• GOAL
Retype the passage about the Headline Snaps project word for word, starting at "Once we realized" and ending at "for this project.".

• PASSAGE PROVIDED
__________
Headline Snaps are part of an experiment a friend and I started some time during our college years.
Essentially, they are fabricated news headlines inspired mostly by real world events, but exaggerated for comedic effect. Specifically, the source data we're working with is .png
or .jpeg
files, created via Snapchat, with a plain black background and white text as the news headline.
Once we realized the comedy and entertainment value they could provide, we started producing Headline Snaps more frequently, to the point where we've now amassed several thousand of them over the course of 6-7 years. The sheer volume led us to want to convert them into some form of analyzable data, so we could run various experiments (graphs, trends, themes, language models, text synthesis). This is what sparked the motivation for this project.
I preferred to keep this project a set of tools (hence 'toolkit'), rather than a "pre-made database plus specific set of experiments" created from our current set of source data. This way, it could be applied to future sets of Headline Snaps, should anyone decide to emulate this experiment with their own friends. I think it's interesting to see the interplay between two (or more) participants' unique experiences and sense of humor, once the source material is converted to useable data throughout the pipeline created in this project. From there, it can be used to generate new Headline Snaps in a way that captures a fusion of the sentiments of the contributions to the dataset.
Of course, the particular incarnation of the data (an image file with text representation) is not optimal (neither for ease of creation nor data processing). But, for us, it became such a habit, and our existing thousands of Headline Snaps were in this form already. So I decided that part of the pipeline for data processing would need to be an OCR step, since black background + white text is rather ideal for OCRing. It became an element of the learning aspect of this project.
- OCR/Tesseract via pytesseract
- image processing via PIL
- command line argument handling via argparse
- language models / text synthesis via nltk
- database handling with sqlite
- data analysis with word clouds, bar graphs, etc.
- more Python development
__________
• STORED DATA

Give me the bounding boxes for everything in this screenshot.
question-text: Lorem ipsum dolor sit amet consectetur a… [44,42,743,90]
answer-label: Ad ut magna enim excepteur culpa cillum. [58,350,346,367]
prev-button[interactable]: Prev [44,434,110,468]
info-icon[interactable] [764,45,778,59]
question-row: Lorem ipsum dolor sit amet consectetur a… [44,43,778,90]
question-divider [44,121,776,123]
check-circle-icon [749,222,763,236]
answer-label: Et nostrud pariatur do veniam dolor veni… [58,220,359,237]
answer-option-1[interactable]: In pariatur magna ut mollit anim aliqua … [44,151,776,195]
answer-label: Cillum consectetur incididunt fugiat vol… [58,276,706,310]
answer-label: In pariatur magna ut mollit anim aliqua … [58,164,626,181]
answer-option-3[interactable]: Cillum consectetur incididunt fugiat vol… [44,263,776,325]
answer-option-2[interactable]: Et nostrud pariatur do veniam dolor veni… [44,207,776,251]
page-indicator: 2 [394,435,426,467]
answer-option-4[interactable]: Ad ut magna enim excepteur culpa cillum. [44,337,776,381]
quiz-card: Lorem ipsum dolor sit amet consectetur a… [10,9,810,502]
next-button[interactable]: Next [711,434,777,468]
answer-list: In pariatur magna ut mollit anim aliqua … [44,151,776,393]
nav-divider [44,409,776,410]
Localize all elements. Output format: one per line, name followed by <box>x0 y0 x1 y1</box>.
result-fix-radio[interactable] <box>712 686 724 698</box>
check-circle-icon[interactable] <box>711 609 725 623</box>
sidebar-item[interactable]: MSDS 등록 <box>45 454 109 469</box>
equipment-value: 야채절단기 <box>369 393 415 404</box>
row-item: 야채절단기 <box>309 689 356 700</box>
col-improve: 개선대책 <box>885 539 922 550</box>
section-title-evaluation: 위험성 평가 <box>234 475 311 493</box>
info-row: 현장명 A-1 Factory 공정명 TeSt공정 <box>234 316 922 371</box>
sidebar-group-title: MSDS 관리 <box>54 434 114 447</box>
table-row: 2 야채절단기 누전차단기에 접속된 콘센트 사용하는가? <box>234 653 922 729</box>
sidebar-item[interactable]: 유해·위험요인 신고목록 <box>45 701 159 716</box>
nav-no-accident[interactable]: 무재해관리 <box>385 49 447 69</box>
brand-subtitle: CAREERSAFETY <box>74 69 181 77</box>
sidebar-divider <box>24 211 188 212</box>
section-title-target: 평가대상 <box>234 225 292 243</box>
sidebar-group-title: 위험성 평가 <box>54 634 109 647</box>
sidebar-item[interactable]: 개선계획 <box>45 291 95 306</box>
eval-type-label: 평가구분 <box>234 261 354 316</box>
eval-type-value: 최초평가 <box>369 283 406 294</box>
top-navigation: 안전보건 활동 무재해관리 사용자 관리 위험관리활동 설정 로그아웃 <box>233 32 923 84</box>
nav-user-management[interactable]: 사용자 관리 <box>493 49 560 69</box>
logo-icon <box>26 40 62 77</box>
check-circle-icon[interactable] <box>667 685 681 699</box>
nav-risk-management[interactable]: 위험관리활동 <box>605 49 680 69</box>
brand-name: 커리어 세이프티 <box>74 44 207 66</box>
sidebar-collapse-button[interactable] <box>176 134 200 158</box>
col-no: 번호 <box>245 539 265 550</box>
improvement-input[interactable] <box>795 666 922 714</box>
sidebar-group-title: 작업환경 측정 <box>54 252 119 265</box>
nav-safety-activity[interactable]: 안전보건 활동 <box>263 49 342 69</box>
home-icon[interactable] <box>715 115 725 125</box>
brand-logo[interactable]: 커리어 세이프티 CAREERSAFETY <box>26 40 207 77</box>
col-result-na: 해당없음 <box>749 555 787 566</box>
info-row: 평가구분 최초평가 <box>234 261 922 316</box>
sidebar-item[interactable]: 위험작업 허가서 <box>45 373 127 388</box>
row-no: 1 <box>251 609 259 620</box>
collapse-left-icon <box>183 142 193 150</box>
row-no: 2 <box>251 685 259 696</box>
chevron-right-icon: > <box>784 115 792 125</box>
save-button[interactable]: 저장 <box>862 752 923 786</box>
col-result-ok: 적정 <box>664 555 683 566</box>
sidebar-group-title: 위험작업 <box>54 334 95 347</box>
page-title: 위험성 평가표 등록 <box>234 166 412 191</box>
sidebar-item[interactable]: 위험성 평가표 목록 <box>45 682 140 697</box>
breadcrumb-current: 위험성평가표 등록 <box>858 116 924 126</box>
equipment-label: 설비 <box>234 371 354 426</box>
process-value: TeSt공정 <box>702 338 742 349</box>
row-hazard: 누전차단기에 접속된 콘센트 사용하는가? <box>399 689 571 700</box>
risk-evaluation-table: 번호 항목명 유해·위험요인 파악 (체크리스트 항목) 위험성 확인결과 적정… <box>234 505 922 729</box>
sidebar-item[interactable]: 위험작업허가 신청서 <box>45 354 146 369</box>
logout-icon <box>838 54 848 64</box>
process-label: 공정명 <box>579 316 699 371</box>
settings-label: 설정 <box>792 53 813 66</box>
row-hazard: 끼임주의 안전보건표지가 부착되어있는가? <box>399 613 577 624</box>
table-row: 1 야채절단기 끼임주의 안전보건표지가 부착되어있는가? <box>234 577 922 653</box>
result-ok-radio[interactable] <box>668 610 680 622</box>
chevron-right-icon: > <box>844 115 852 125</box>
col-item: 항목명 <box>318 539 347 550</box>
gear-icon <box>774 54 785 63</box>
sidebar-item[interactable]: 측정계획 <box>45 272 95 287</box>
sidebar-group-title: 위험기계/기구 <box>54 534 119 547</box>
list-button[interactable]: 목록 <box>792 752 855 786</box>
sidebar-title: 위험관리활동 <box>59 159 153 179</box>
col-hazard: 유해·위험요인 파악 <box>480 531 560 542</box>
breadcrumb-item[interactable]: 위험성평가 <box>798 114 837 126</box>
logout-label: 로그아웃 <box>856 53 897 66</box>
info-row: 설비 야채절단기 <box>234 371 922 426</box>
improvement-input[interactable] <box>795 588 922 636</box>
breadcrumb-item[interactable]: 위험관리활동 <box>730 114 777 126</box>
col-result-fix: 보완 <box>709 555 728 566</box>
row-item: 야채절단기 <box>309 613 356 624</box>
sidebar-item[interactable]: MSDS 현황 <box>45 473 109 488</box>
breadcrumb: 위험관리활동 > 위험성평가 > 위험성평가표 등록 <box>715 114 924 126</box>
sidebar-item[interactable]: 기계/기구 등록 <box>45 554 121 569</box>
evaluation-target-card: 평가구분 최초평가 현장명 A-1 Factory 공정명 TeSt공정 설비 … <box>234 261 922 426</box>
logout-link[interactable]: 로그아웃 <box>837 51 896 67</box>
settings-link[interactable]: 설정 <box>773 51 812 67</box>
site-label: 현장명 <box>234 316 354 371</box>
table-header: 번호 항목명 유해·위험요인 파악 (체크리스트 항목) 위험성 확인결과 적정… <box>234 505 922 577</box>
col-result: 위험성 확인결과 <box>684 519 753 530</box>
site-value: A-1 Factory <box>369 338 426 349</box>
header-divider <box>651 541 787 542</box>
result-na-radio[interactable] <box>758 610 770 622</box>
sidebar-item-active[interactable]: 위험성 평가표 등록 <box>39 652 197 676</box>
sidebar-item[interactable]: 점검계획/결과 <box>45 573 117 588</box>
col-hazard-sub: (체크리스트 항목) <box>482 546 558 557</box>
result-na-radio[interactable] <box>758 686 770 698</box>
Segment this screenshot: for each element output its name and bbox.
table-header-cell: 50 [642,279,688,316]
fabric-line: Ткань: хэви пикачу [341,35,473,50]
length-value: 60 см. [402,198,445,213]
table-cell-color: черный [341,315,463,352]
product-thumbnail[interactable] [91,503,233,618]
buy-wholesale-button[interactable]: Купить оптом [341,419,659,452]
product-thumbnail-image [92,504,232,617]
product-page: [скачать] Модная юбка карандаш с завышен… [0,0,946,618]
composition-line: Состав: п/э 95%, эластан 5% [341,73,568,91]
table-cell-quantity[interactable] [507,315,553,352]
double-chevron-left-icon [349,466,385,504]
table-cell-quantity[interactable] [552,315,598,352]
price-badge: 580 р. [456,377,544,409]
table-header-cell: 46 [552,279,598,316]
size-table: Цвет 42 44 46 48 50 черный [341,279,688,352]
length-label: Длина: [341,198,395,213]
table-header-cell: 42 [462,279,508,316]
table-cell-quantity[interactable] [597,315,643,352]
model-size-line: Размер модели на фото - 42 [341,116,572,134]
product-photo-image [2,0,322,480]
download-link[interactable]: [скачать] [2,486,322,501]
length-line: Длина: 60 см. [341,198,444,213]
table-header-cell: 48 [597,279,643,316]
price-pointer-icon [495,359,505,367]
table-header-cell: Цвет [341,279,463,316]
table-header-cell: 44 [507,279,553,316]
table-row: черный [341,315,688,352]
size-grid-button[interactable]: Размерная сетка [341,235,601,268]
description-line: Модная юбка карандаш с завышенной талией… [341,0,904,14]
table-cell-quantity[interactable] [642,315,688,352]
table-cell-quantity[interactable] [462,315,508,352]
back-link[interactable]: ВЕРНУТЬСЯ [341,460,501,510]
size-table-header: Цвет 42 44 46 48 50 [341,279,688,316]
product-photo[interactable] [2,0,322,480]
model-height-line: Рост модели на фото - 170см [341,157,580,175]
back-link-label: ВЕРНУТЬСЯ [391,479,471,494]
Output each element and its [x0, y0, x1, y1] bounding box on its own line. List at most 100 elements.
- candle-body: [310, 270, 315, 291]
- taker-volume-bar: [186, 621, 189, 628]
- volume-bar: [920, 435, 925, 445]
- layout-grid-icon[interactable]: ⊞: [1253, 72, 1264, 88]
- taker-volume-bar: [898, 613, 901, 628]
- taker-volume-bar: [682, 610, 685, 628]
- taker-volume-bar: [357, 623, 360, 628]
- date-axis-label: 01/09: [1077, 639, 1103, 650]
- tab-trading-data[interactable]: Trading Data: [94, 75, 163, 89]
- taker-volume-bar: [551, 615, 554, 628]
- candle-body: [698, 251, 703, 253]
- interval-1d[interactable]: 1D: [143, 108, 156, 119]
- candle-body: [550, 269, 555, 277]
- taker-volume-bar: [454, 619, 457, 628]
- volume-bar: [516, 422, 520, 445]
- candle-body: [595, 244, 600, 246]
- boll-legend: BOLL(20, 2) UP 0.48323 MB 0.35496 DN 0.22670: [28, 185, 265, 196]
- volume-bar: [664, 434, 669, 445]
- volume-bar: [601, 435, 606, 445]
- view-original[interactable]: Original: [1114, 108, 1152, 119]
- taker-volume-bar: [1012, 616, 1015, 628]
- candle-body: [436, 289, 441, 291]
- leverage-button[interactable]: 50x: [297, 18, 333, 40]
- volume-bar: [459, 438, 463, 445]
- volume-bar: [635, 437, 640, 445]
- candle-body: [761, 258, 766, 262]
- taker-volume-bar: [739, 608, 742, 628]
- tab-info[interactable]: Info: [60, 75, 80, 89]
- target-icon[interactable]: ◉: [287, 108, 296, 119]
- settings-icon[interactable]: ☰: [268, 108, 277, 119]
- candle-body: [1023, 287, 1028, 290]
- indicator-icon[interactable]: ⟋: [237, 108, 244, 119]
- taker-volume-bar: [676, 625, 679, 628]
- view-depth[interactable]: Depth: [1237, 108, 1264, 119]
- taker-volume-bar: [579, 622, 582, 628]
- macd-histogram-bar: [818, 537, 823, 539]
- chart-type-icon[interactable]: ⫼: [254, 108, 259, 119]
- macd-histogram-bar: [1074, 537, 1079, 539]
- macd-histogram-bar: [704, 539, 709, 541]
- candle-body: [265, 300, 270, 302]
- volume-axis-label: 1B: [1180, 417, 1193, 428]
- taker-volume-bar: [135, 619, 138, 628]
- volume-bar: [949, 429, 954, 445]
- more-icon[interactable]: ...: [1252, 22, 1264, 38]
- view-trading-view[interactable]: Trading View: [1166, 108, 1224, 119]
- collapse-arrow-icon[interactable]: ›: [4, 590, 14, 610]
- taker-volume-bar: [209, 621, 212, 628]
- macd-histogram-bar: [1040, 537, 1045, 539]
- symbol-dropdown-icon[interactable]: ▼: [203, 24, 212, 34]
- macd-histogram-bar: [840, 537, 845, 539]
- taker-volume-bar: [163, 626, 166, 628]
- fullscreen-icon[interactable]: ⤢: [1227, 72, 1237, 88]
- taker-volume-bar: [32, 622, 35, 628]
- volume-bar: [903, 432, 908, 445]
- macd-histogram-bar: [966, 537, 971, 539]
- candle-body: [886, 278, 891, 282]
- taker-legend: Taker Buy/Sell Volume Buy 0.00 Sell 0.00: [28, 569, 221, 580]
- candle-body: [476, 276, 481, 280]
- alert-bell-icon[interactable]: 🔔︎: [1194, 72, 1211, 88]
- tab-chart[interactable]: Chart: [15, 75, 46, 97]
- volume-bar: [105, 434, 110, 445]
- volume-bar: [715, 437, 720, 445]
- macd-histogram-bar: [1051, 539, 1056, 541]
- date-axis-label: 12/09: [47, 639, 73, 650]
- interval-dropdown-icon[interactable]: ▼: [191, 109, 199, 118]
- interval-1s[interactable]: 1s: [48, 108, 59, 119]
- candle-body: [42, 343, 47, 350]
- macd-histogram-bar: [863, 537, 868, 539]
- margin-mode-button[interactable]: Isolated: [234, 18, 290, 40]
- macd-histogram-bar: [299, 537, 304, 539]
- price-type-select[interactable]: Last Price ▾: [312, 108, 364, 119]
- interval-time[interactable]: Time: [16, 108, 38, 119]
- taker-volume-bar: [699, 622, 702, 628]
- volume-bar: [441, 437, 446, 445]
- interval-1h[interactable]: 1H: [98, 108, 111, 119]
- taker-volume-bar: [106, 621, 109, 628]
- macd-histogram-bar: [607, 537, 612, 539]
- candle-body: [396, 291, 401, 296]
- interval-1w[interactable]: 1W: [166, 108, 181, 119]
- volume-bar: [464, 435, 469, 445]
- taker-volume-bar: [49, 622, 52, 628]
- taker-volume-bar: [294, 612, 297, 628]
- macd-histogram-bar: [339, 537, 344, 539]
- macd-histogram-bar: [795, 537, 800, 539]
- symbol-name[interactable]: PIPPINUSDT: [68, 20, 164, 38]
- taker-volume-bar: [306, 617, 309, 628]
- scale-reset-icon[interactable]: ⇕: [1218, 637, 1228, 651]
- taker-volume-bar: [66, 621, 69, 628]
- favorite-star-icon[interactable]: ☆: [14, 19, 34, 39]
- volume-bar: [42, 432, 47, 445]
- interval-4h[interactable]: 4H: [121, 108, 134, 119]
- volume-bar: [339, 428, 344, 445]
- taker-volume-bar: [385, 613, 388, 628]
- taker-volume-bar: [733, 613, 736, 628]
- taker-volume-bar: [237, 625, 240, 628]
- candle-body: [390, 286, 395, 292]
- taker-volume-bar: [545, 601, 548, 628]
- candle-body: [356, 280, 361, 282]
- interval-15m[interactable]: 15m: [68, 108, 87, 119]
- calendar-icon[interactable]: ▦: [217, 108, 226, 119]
__________
• ANSWER TO THE PROBLEM
Once we realized the comedy and entertainment value they could provide, we started producing Headline Snaps more frequently, to the point where we've now amassed several thousand of them over the course of 6-7 years. The sheer volume led us to want to convert them into some form of analyzable data, so we could run various experiments (graphs, trends, themes, language models, text synthesis). This is what sparked the motivation for this project.